• Aim:
Send back the records in full, character for character.

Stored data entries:
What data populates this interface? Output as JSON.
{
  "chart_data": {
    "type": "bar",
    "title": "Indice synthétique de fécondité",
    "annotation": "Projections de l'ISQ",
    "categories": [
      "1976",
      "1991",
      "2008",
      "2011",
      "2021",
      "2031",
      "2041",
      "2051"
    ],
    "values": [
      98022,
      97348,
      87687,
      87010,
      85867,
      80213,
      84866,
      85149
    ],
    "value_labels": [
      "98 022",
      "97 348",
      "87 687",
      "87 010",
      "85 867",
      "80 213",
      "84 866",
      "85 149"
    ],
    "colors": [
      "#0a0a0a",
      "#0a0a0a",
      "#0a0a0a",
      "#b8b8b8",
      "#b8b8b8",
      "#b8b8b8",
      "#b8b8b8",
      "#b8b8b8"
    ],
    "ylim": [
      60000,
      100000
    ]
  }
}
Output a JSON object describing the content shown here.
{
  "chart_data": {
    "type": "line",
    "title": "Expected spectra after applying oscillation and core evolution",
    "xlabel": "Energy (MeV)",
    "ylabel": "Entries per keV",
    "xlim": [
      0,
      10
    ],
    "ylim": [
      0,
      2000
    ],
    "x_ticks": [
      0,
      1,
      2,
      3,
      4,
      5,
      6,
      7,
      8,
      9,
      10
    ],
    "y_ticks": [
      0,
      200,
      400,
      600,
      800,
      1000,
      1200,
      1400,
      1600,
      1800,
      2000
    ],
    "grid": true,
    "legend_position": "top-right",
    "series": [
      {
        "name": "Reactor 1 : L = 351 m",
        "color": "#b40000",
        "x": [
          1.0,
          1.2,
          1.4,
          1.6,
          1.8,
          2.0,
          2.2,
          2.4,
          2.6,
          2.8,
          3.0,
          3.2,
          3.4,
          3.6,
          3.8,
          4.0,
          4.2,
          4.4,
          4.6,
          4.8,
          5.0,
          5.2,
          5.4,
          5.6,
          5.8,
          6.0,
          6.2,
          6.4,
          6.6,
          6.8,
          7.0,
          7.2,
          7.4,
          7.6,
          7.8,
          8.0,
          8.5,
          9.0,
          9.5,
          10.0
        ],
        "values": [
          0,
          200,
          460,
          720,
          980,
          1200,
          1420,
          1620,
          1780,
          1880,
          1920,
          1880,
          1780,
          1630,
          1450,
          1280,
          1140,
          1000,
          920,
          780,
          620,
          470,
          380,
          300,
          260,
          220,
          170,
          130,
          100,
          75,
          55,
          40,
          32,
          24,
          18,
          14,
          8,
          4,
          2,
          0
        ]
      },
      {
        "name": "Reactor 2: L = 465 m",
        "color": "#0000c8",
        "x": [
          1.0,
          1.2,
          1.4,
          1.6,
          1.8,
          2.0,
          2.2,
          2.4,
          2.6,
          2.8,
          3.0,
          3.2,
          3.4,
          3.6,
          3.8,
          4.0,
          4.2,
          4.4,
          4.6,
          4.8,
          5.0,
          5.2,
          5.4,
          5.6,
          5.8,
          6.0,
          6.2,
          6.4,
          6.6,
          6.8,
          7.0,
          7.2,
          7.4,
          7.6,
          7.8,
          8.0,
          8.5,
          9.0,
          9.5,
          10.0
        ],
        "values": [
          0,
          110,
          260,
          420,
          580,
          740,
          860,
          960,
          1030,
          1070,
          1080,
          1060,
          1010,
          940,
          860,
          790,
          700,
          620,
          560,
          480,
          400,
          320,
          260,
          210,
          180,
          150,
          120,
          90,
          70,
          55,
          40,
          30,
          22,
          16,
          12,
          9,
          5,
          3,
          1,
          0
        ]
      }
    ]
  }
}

• Finished task:
What data populates this interface? Output as JSON.
{
  "chart_data": {
    "type": "bar",
    "title": "Indice synthétique de fécondité",
    "annotation": "Projections de l'ISQ",
    "categories": [
      "1976",
      "1991",
      "2008",
      "2011",
      "2021",
      "2031",
      "2041",
      "2051"
    ],
    "values": [
      98022,
      97348,
      87687,
      87010,
      85867,
      80213,
      84866,
      85149
    ],
    "value_labels": [
      "98 022",
      "97 348",
      "87 687",
      "87 010",
      "85 867",
      "80 213",
      "84 866",
      "85 149"
    ],
    "colors": [
      "#0a0a0a",
      "#0a0a0a",
      "#0a0a0a",
      "#b8b8b8",
      "#b8b8b8",
      "#b8b8b8",
      "#b8b8b8",
      "#b8b8b8"
    ],
    "ylim": [
      60000,
      100000
    ]
  }
}
Output a JSON object describing the content shown here.
{
  "chart_data": {
    "type": "line",
    "title": "Expected spectra after applying oscillation and core evolution",
    "xlabel": "Energy (MeV)",
    "ylabel": "Entries per keV",
    "xlim": [
      0,
      10
    ],
    "ylim": [
      0,
      2000
    ],
    "x_ticks": [
      0,
      1,
      2,
      3,
      4,
      5,
      6,
      7,
      8,
      9,
      10
    ],
    "y_ticks": [
      0,
      200,
      400,
      600,
      800,
      1000,
      1200,
      1400,
      1600,
      1800,
      2000
    ],
    "grid": true,
    "legend_position": "top-right",
    "series": [
      {
        "name": "Reactor 1 : L = 351 m",
        "color": "#b40000",
        "x": [
          1.0,
          1.2,
          1.4,
          1.6,
          1.8,
          2.0,
          2.2,
          2.4,
          2.6,
          2.8,
          3.0,
          3.2,
          3.4,
          3.6,
          3.8,
          4.0,
          4.2,
          4.4,
          4.6,
          4.8,
          5.0,
          5.2,
          5.4,
          5.6,
          5.8,
          6.0,
          6.2,
          6.4,
          6.6,
          6.8,
          7.0,
          7.2,
          7.4,
          7.6,
          7.8,
          8.0,
          8.5,
          9.0,
          9.5,
          10.0
        ],
        "values": [
          0,
          200,
          460,
          720,
          980,
          1200,
          1420,
          1620,
          1780,
          1880,
          1920,
          1880,
          1780,
          1630,
          1450,
          1280,
          1140,
          1000,
          920,
          780,
          620,
          470,
          380,
          300,
          260,
          220,
          170,
          130,
          100,
          75,
          55,
          40,
          32,
          24,
          18,
          14,
          8,
          4,
          2,
          0
        ]
      },
      {
        "name": "Reactor 2: L = 465 m",
        "color": "#0000c8",
        "x": [
          1.0,
          1.2,
          1.4,
          1.6,
          1.8,
          2.0,
          2.2,
          2.4,
          2.6,
          2.8,
          3.0,
          3.2,
          3.4,
          3.6,
          3.8,
          4.0,
          4.2,
          4.4,
          4.6,
          4.8,
          5.0,
          5.2,
          5.4,
          5.6,
          5.8,
          6.0,
          6.2,
          6.4,
          6.6,
          6.8,
          7.0,
          7.2,
          7.4,
          7.6,
          7.8,
          8.0,
          8.5,
          9.0,
          9.5,
          10.0
        ],
        "values": [
          0,
          110,
          260,
          420,
          580,
          740,
          860,
          960,
          1030,
          1070,
          1080,
          1060,
          1010,
          940,
          860,
          790,
          700,
          620,
          560,
          480,
          400,
          320,
          260,
          210,
          180,
          150,
          120,
          90,
          70,
          55,
          40,
          30,
          22,
          16,
          12,
          9,
          5,
          3,
          1,
          0
        ]
      }
    ]
  }
}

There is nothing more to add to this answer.